──────── Supplied data
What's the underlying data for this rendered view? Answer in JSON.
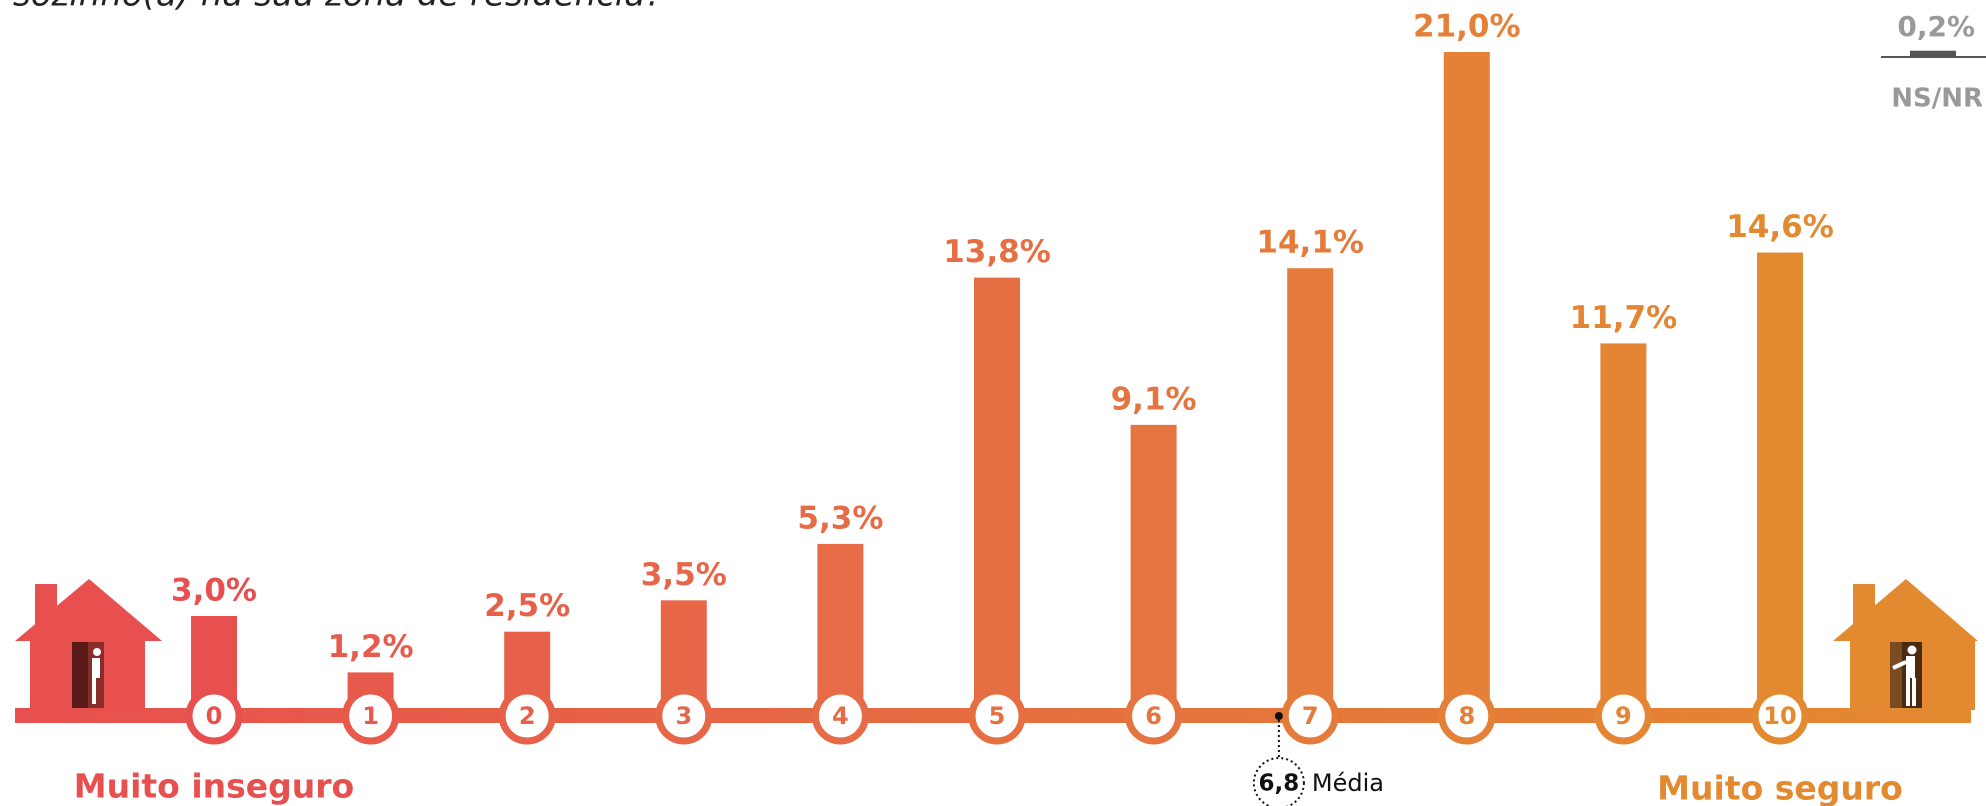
{
  "chart_data": {
    "type": "bar",
    "title": "sozinho(a) na sua zona de residência?",
    "categories": [
      "0",
      "1",
      "2",
      "3",
      "4",
      "5",
      "6",
      "7",
      "8",
      "9",
      "10"
    ],
    "values": [
      3.0,
      1.2,
      2.5,
      3.5,
      5.3,
      13.8,
      9.1,
      14.1,
      21.0,
      11.7,
      14.6
    ],
    "value_labels": [
      "3,0%",
      "1,2%",
      "2,5%",
      "3,5%",
      "5,3%",
      "13,8%",
      "9,1%",
      "14,1%",
      "21,0%",
      "11,7%",
      "14,6%"
    ],
    "colors": [
      "#e8504f",
      "#e85a4c",
      "#e7614a",
      "#e76648",
      "#e66b46",
      "#e56f43",
      "#e57540",
      "#e47b3b",
      "#e48037",
      "#e38533",
      "#e38a30"
    ],
    "ylim": [
      0,
      21
    ],
    "left_label": "Muito inseguro",
    "right_label": "Muito seguro",
    "mean": {
      "value": 6.8,
      "label": "6,8",
      "name": "Média"
    },
    "no_answer": {
      "name": "NS/NR",
      "value": 0.2,
      "label": "0,2%"
    }
  }
}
────────────────
What is needed - Omit the pictures and restate the rest of the records verbatim.

Answer for the task -
What's the underlying data for this rendered view? Answer in JSON.
{
  "chart_data": {
    "type": "bar",
    "title": "sozinho(a) na sua zona de residência?",
    "categories": [
      "0",
      "1",
      "2",
      "3",
      "4",
      "5",
      "6",
      "7",
      "8",
      "9",
      "10"
    ],
    "values": [
      3.0,
      1.2,
      2.5,
      3.5,
      5.3,
      13.8,
      9.1,
      14.1,
      21.0,
      11.7,
      14.6
    ],
    "value_labels": [
      "3,0%",
      "1,2%",
      "2,5%",
      "3,5%",
      "5,3%",
      "13,8%",
      "9,1%",
      "14,1%",
      "21,0%",
      "11,7%",
      "14,6%"
    ],
    "colors": [
      "#e8504f",
      "#e85a4c",
      "#e7614a",
      "#e76648",
      "#e66b46",
      "#e56f43",
      "#e57540",
      "#e47b3b",
      "#e48037",
      "#e38533",
      "#e38a30"
    ],
    "ylim": [
      0,
      21
    ],
    "left_label": "Muito inseguro",
    "right_label": "Muito seguro",
    "mean": {
      "value": 6.8,
      "label": "6,8",
      "name": "Média"
    },
    "no_answer": {
      "name": "NS/NR",
      "value": 0.2,
      "label": "0,2%"
    }
  }
}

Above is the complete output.